▶ What this task involves:
Pick every line from the data that holds the word "name".

▶ Given data:
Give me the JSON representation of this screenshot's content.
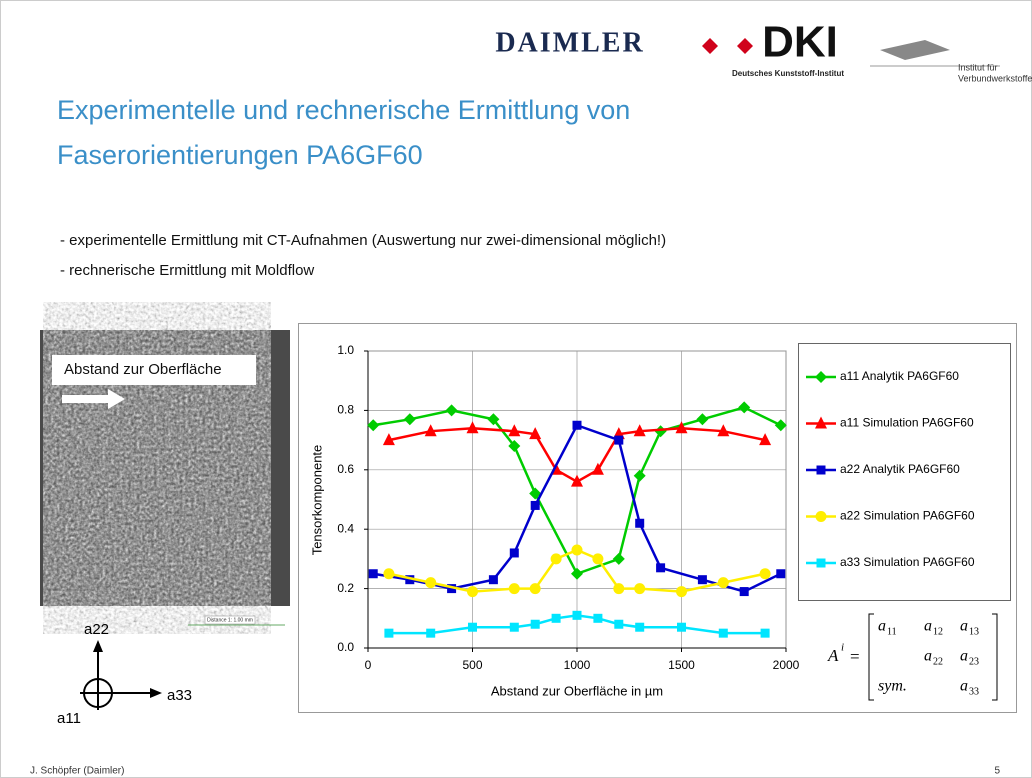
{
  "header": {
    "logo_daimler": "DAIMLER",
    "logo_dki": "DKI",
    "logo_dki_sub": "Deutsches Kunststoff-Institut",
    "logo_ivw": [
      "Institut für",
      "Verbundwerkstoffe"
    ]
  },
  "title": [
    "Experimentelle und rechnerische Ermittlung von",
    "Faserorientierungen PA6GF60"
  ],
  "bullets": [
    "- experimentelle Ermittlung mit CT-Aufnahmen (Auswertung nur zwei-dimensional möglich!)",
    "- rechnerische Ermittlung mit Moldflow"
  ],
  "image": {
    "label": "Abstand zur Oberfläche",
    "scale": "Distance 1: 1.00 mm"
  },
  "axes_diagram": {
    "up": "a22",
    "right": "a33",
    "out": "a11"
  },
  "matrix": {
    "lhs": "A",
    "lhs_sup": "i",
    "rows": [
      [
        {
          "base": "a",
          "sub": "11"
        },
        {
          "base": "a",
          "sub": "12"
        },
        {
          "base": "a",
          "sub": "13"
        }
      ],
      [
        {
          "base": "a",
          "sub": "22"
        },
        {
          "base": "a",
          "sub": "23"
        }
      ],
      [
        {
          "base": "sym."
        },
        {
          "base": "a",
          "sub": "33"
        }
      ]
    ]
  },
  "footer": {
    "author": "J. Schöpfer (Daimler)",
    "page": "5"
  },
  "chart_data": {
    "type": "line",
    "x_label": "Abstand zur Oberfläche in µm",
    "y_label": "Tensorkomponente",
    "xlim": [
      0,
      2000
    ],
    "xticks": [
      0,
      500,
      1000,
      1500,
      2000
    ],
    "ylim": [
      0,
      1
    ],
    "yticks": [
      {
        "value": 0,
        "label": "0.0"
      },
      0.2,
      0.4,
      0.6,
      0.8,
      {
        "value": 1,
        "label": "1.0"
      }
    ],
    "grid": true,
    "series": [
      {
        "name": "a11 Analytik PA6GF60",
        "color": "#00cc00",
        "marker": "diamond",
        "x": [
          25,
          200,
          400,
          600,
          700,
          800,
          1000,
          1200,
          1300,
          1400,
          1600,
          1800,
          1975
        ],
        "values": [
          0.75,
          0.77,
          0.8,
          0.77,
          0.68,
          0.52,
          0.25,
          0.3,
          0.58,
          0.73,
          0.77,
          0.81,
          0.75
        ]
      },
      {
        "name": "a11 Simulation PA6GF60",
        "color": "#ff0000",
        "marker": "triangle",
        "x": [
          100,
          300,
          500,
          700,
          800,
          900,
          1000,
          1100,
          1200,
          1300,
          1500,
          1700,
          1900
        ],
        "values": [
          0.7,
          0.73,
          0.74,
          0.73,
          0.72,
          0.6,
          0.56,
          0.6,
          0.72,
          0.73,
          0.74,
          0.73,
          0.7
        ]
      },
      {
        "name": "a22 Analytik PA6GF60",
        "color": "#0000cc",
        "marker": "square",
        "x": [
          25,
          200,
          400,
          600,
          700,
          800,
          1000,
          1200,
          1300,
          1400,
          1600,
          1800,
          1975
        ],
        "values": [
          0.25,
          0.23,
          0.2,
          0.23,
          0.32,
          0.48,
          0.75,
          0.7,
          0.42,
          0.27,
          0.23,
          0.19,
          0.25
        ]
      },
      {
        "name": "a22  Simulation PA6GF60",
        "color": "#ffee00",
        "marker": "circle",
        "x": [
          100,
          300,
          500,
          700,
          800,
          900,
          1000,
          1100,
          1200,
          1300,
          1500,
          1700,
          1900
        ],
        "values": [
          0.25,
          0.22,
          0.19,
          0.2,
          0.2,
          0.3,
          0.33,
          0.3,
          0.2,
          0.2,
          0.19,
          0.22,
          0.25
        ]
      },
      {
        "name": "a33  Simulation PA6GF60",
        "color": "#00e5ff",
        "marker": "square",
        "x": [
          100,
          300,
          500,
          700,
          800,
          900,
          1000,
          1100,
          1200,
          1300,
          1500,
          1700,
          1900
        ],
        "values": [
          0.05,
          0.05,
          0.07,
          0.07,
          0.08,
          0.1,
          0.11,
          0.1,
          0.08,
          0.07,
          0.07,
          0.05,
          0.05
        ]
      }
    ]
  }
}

* * *

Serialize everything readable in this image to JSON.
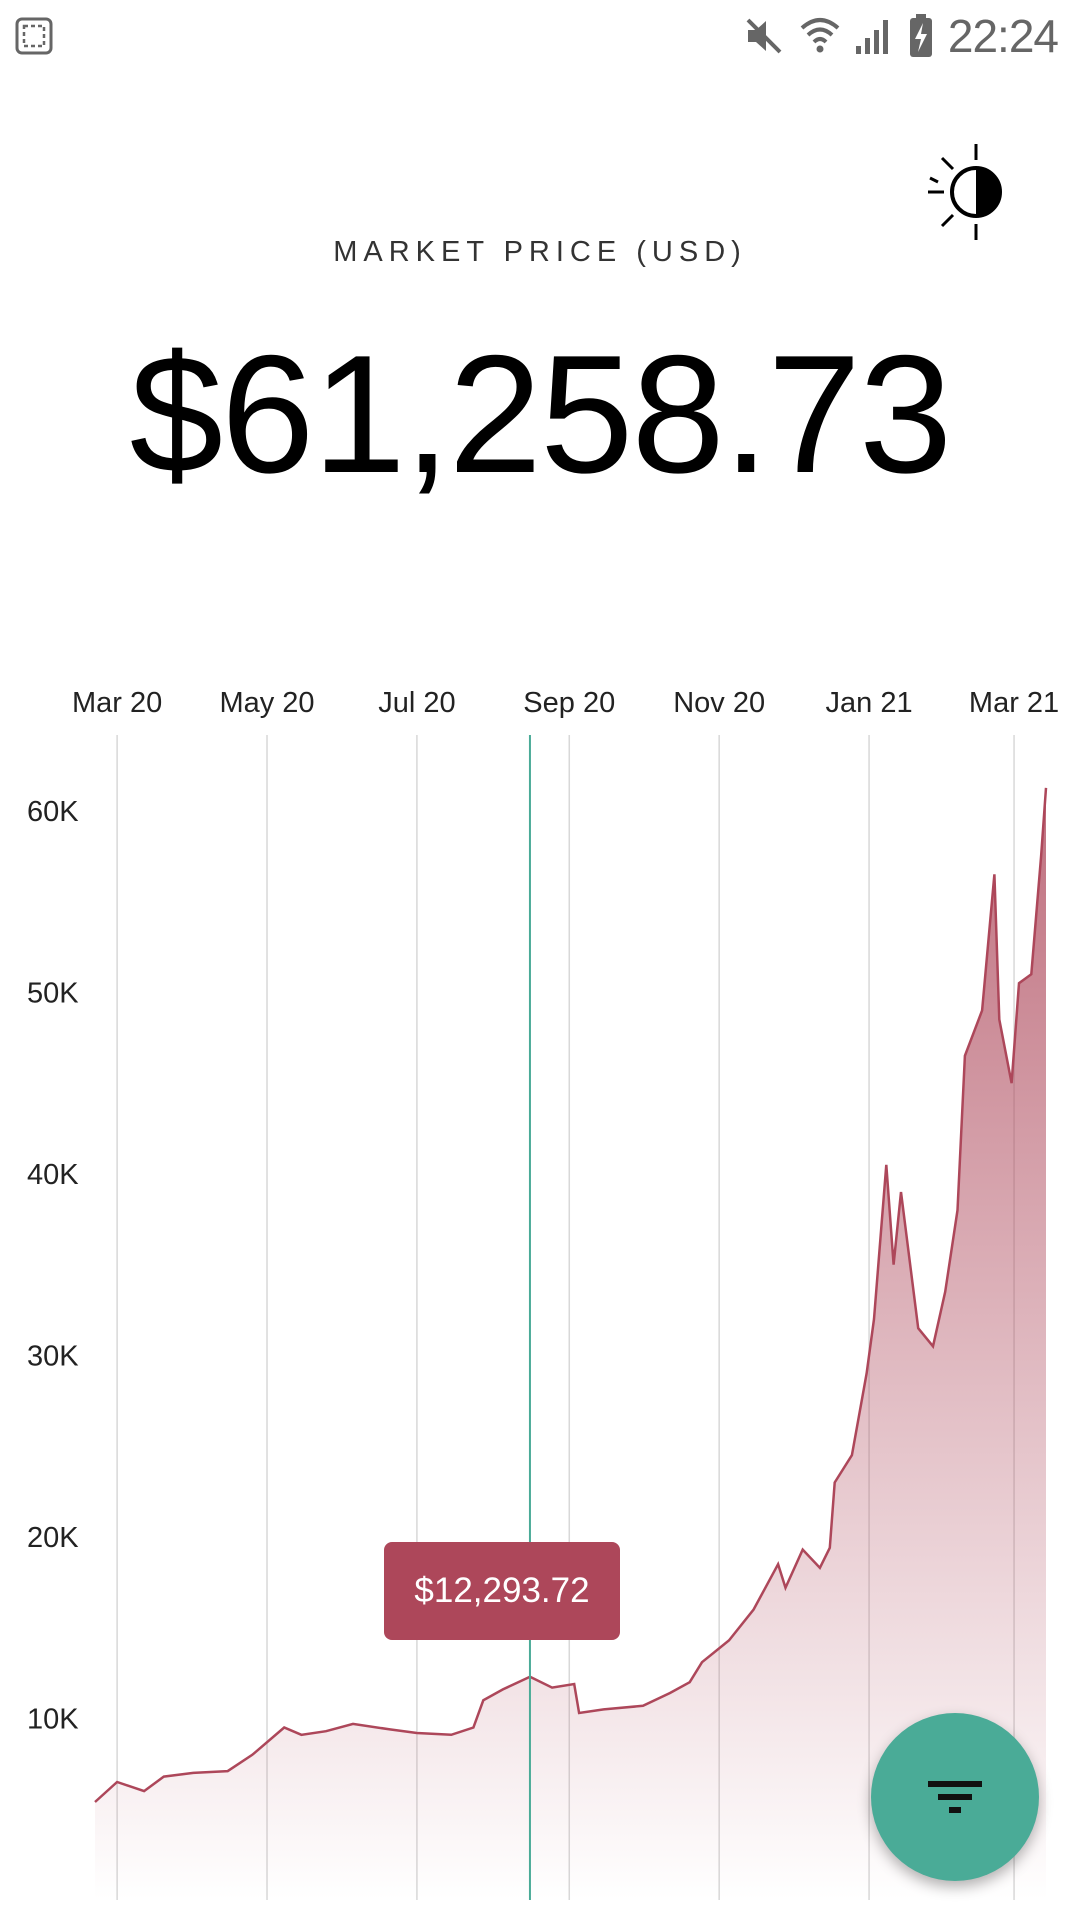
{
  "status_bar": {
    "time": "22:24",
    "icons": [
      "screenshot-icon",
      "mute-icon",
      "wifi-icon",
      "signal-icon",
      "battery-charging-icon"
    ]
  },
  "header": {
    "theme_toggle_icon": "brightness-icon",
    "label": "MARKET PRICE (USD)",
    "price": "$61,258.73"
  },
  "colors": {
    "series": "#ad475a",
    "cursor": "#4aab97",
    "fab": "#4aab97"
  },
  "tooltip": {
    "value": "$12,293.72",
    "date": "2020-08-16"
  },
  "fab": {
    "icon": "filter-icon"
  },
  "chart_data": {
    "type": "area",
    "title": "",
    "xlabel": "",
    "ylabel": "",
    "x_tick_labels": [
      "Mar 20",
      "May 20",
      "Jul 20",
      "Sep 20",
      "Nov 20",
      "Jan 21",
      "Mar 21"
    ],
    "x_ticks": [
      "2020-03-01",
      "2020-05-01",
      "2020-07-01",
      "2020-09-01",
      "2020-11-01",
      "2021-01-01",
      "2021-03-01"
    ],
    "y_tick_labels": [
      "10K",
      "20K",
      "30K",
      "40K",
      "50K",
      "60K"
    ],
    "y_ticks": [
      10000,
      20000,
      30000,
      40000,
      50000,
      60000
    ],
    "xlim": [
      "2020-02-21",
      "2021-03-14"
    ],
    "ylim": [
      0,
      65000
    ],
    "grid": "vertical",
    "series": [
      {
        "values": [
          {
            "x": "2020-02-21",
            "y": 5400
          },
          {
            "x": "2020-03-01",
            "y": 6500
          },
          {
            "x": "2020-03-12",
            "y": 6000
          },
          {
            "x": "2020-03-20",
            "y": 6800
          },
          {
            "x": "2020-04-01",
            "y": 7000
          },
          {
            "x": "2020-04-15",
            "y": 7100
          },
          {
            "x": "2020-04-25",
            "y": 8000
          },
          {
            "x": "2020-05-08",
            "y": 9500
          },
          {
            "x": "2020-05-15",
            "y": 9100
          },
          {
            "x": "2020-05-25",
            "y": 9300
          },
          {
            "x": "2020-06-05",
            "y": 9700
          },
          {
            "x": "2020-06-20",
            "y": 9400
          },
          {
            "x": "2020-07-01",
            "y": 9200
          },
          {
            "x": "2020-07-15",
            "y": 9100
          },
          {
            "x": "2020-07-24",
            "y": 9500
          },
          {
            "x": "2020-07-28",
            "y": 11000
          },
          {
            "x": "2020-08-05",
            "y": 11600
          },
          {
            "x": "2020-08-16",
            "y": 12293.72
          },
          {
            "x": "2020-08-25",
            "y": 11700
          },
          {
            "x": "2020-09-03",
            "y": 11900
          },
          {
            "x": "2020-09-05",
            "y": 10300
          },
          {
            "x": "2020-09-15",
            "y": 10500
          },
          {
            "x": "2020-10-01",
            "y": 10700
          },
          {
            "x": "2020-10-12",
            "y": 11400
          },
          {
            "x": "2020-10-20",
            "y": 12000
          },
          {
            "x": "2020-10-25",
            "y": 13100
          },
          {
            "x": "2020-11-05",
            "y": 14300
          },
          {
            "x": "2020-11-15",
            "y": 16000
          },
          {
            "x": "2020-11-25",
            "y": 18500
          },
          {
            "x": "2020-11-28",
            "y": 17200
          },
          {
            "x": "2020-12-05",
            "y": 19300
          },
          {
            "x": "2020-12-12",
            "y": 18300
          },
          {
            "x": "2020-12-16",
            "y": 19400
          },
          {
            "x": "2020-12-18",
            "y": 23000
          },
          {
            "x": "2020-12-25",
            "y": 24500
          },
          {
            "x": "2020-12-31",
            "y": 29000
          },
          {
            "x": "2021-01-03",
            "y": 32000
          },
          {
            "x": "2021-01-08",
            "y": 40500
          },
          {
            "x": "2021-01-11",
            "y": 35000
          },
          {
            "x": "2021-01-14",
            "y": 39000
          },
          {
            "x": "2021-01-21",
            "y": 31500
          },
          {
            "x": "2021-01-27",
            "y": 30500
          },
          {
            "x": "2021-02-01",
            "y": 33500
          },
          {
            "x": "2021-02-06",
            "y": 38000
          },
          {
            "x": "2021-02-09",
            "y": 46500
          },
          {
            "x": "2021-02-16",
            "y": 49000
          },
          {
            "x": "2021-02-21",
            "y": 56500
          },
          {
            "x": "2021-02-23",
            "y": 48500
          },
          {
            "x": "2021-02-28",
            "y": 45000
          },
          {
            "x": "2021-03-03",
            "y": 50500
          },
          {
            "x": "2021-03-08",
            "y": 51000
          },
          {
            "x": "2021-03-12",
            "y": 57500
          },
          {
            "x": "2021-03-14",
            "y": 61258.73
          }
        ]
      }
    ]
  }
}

...

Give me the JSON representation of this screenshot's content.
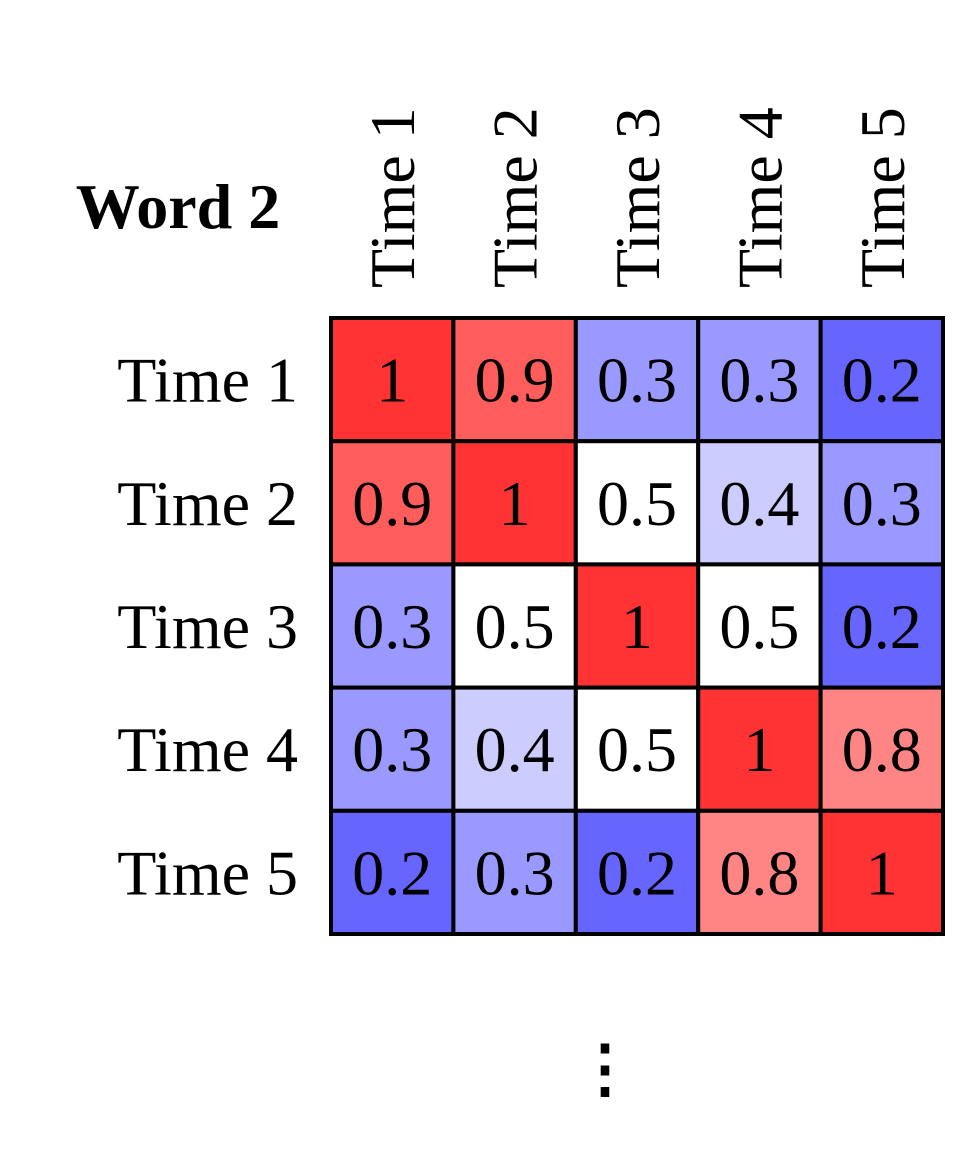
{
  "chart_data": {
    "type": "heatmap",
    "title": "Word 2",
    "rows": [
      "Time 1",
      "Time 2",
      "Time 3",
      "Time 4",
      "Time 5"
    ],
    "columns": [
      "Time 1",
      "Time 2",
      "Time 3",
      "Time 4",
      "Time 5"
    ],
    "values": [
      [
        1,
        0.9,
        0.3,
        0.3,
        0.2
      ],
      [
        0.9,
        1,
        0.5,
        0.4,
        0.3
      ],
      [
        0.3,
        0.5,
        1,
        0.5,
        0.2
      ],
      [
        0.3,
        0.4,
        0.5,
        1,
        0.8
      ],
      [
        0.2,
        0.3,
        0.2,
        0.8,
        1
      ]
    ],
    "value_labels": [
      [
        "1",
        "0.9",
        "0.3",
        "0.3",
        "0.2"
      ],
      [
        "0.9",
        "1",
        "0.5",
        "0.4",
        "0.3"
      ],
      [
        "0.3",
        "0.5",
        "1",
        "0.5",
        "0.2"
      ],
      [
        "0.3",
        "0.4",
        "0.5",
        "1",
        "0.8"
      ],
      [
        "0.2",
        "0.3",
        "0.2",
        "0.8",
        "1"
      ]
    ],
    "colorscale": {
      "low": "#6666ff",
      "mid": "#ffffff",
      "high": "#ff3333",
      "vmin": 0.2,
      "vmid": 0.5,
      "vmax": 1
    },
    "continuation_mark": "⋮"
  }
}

▶ Task response:
        "name": "a11 Analytik PA6GF60",
        "name": "a11 Simulation PA6GF60",
        "name": "a22 Analytik PA6GF60",
        "name": "a22  Simulation PA6GF60",
        "name": "a33  Simulation PA6GF60",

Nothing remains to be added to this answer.